» Exercise
Figure out how many lines of the material below contain the word "xlabel". Answer with the number only.

» Supplied records
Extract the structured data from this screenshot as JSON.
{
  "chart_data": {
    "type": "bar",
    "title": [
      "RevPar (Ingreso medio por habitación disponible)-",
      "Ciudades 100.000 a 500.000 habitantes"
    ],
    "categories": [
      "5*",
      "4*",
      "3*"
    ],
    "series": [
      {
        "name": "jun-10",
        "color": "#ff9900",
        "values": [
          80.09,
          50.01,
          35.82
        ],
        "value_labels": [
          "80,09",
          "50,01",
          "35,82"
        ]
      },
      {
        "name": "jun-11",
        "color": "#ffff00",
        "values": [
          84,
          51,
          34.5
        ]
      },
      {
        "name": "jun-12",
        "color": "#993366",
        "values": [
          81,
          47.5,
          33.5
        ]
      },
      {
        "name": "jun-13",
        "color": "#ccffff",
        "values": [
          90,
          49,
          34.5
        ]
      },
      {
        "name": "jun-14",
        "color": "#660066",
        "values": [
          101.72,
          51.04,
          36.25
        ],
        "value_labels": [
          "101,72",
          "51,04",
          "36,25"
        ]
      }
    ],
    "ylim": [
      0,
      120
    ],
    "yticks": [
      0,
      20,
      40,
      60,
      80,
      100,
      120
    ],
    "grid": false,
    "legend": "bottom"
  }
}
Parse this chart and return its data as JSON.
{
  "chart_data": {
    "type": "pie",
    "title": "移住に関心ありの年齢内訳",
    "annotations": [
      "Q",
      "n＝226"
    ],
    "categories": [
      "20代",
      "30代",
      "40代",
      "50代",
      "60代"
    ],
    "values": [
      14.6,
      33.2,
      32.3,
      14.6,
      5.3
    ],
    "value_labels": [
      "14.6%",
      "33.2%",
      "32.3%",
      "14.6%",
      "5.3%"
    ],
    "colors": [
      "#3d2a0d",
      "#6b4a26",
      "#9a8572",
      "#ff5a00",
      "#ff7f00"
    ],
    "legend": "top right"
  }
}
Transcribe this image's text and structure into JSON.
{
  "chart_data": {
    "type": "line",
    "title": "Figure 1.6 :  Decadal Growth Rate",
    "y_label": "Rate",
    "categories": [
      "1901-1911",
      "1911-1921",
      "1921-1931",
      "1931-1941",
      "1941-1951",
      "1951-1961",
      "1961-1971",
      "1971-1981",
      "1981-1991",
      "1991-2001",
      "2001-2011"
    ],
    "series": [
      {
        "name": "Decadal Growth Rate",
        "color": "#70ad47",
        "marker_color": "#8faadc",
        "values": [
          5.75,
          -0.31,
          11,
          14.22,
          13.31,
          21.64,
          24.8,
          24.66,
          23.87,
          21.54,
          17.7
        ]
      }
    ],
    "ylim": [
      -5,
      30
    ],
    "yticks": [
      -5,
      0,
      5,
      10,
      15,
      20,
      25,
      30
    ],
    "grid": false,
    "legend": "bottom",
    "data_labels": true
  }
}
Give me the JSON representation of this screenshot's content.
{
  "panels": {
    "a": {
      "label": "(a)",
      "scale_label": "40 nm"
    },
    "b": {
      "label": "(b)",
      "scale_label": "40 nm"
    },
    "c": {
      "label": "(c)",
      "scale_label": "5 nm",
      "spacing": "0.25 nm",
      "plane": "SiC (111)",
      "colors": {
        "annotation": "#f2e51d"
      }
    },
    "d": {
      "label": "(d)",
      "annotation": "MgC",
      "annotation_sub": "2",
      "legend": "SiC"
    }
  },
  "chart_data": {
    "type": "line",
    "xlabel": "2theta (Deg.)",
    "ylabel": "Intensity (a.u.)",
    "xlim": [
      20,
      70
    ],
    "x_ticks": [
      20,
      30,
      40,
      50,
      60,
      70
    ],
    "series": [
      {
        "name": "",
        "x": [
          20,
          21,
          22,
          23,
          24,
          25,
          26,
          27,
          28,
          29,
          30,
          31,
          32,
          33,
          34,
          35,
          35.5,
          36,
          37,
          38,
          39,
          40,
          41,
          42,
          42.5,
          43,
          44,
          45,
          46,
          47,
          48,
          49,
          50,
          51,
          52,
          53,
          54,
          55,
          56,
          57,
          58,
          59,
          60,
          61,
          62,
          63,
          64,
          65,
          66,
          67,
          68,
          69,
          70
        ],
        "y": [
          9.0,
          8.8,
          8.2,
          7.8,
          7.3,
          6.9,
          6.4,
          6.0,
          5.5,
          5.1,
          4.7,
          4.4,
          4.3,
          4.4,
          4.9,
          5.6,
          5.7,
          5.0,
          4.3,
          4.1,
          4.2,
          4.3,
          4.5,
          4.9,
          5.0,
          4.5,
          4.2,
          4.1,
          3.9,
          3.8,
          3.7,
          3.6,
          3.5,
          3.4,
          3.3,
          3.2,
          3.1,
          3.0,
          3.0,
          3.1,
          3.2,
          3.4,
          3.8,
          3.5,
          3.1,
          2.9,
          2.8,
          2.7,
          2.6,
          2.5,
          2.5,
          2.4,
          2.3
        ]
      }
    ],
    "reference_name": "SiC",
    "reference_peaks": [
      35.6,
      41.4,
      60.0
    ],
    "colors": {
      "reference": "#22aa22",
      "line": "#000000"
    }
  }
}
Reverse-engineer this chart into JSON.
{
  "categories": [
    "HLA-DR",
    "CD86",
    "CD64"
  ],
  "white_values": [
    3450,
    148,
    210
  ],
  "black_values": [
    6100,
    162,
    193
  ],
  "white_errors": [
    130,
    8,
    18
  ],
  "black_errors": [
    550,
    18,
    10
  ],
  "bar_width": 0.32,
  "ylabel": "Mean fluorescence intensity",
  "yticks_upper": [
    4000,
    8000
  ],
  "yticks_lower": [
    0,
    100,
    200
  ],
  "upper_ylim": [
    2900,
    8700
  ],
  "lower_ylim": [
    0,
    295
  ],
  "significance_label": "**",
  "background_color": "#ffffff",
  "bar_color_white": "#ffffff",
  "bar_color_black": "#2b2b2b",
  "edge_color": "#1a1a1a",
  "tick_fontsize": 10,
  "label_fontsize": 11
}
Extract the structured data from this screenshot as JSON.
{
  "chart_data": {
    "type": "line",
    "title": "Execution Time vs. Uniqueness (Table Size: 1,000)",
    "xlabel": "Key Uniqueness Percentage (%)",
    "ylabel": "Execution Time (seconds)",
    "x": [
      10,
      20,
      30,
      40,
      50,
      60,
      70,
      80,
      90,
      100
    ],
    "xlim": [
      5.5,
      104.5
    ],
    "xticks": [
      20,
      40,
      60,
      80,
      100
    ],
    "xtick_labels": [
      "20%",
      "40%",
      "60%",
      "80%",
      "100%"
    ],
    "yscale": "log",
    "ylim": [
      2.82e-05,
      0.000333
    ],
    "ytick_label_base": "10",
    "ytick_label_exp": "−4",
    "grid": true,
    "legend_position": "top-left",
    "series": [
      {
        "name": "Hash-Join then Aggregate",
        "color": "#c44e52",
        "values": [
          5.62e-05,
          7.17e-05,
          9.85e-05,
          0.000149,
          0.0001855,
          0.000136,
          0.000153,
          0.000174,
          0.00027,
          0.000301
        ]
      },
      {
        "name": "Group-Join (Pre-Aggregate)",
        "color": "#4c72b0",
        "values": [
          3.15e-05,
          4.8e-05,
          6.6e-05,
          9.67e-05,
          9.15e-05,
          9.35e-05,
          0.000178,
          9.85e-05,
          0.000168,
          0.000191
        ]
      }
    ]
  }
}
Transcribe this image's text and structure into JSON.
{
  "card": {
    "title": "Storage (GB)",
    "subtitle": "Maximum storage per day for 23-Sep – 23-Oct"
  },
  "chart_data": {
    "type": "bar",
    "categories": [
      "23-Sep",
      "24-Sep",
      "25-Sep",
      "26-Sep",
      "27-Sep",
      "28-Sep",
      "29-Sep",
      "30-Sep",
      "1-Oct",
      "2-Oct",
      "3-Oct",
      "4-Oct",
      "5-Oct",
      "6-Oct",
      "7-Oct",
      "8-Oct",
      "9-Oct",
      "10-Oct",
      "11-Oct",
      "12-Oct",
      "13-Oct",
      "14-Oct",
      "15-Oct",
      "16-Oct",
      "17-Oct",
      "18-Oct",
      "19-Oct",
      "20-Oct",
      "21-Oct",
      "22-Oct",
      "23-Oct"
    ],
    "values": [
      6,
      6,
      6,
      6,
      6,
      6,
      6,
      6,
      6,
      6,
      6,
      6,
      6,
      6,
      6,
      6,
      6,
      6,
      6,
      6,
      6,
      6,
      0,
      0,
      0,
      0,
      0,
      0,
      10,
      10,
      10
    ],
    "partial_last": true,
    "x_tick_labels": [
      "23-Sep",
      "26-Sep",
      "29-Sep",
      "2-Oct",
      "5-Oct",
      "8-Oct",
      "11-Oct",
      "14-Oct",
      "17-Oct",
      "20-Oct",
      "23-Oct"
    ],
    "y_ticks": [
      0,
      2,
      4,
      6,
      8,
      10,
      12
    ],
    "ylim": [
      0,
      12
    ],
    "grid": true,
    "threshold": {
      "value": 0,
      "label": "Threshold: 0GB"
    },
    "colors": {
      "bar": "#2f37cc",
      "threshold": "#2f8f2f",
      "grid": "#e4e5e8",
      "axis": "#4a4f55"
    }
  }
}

» Solution to this problem
2